### EXERCISE REQUIREMENTS
Transcribe every line of the records verbatim.
[BEGIN]
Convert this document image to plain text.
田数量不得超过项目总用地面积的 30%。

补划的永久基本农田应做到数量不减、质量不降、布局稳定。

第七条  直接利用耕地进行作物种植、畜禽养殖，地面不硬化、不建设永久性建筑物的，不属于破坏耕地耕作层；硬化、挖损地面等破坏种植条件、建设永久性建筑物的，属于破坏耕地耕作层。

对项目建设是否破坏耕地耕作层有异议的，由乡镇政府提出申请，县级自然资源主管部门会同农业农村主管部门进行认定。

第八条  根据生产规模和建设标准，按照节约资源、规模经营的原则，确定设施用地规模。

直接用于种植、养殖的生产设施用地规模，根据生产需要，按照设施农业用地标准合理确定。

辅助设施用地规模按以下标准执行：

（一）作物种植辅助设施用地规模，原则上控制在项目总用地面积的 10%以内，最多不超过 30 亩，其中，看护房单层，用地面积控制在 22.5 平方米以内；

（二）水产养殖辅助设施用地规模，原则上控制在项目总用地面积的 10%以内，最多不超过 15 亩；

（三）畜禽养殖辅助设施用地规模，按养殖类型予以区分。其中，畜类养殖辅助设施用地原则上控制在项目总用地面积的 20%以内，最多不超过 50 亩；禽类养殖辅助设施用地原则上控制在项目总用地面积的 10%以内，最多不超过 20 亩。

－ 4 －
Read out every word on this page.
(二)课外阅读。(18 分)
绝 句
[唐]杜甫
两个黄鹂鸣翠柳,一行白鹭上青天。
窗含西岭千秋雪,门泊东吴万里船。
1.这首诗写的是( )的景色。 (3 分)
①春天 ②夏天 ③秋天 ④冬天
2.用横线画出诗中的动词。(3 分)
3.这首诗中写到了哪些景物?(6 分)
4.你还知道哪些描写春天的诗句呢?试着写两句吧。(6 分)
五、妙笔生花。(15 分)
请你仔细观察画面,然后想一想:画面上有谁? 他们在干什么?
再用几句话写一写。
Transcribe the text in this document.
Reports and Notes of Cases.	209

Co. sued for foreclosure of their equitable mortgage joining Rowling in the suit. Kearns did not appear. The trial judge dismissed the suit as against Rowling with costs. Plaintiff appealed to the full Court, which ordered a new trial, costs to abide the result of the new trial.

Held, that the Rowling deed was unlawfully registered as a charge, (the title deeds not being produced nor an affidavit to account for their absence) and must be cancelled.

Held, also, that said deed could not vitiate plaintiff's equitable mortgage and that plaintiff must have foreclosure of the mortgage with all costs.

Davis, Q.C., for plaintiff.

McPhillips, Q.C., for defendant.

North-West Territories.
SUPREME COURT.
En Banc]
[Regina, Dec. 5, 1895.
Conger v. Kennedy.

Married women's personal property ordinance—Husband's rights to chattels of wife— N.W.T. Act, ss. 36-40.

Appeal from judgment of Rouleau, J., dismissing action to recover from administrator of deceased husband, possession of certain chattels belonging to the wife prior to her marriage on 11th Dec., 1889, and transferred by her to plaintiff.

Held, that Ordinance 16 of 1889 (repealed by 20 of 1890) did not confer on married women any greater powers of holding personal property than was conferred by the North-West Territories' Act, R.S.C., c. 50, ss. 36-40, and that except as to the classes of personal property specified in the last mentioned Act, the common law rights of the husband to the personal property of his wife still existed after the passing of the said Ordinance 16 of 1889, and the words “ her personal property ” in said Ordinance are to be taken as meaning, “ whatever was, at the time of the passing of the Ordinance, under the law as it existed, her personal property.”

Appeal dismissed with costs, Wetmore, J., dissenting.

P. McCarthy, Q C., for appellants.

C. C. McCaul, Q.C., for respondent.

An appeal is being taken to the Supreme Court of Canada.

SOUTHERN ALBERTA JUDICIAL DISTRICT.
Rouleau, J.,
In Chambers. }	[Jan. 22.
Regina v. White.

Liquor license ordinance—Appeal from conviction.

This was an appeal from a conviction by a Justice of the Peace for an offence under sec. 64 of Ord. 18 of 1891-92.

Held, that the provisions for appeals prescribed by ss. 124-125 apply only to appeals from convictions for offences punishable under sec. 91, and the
[END]
### FINAL ANSWER
Convert this document image to plain text.
田数量不得超过项目总用地面积的 30%。

补划的永久基本农田应做到数量不减、质量不降、布局稳定。

第七条  直接利用耕地进行作物种植、畜禽养殖，地面不硬化、不建设永久性建筑物的，不属于破坏耕地耕作层；硬化、挖损地面等破坏种植条件、建设永久性建筑物的，属于破坏耕地耕作层。

对项目建设是否破坏耕地耕作层有异议的，由乡镇政府提出申请，县级自然资源主管部门会同农业农村主管部门进行认定。

第八条  根据生产规模和建设标准，按照节约资源、规模经营的原则，确定设施用地规模。

直接用于种植、养殖的生产设施用地规模，根据生产需要，按照设施农业用地标准合理确定。

辅助设施用地规模按以下标准执行：

（一）作物种植辅助设施用地规模，原则上控制在项目总用地面积的 10%以内，最多不超过 30 亩，其中，看护房单层，用地面积控制在 22.5 平方米以内；

（二）水产养殖辅助设施用地规模，原则上控制在项目总用地面积的 10%以内，最多不超过 15 亩；

（三）畜禽养殖辅助设施用地规模，按养殖类型予以区分。其中，畜类养殖辅助设施用地原则上控制在项目总用地面积的 20%以内，最多不超过 50 亩；禽类养殖辅助设施用地原则上控制在项目总用地面积的 10%以内，最多不超过 20 亩。

－ 4 －
Read out every word on this page.
(二)课外阅读。(18 分)
绝 句
[唐]杜甫
两个黄鹂鸣翠柳,一行白鹭上青天。
窗含西岭千秋雪,门泊东吴万里船。
1.这首诗写的是( )的景色。 (3 分)
①春天 ②夏天 ③秋天 ④冬天
2.用横线画出诗中的动词。(3 分)
3.这首诗中写到了哪些景物?(6 分)
4.你还知道哪些描写春天的诗句呢?试着写两句吧。(6 分)
五、妙笔生花。(15 分)
请你仔细观察画面,然后想一想:画面上有谁? 他们在干什么?
再用几句话写一写。
Transcribe the text in this document.
Reports and Notes of Cases.	209

Co. sued for foreclosure of their equitable mortgage joining Rowling in the suit. Kearns did not appear. The trial judge dismissed the suit as against Rowling with costs. Plaintiff appealed to the full Court, which ordered a new trial, costs to abide the result of the new trial.

Held, that the Rowling deed was unlawfully registered as a charge, (the title deeds not being produced nor an affidavit to account for their absence) and must be cancelled.

Held, also, that said deed could not vitiate plaintiff's equitable mortgage and that plaintiff must have foreclosure of the mortgage with all costs.

Davis, Q.C., for plaintiff.

McPhillips, Q.C., for defendant.

North-West Territories.
SUPREME COURT.
En Banc]
[Regina, Dec. 5, 1895.
Conger v. Kennedy.

Married women's personal property ordinance—Husband's rights to chattels of wife— N.W.T. Act, ss. 36-40.

Appeal from judgment of Rouleau, J., dismissing action to recover from administrator of deceased husband, possession of certain chattels belonging to the wife prior to her marriage on 11th Dec., 1889, and transferred by her to plaintiff.

Held, that Ordinance 16 of 1889 (repealed by 20 of 1890) did not confer on married women any greater powers of holding personal property than was conferred by the North-West Territories' Act, R.S.C., c. 50, ss. 36-40, and that except as to the classes of personal property specified in the last mentioned Act, the common law rights of the husband to the personal property of his wife still existed after the passing of the said Ordinance 16 of 1889, and the words “ her personal property ” in said Ordinance are to be taken as meaning, “ whatever was, at the time of the passing of the Ordinance, under the law as it existed, her personal property.”

Appeal dismissed with costs, Wetmore, J., dissenting.

P. McCarthy, Q C., for appellants.

C. C. McCaul, Q.C., for respondent.

An appeal is being taken to the Supreme Court of Canada.

SOUTHERN ALBERTA JUDICIAL DISTRICT.
Rouleau, J.,
In Chambers. }	[Jan. 22.
Regina v. White.

Liquor license ordinance—Appeal from conviction.

This was an appeal from a conviction by a Justice of the Peace for an offence under sec. 64 of Ord. 18 of 1891-92.

Held, that the provisions for appeals prescribed by ss. 124-125 apply only to appeals from convictions for offences punishable under sec. 91, and the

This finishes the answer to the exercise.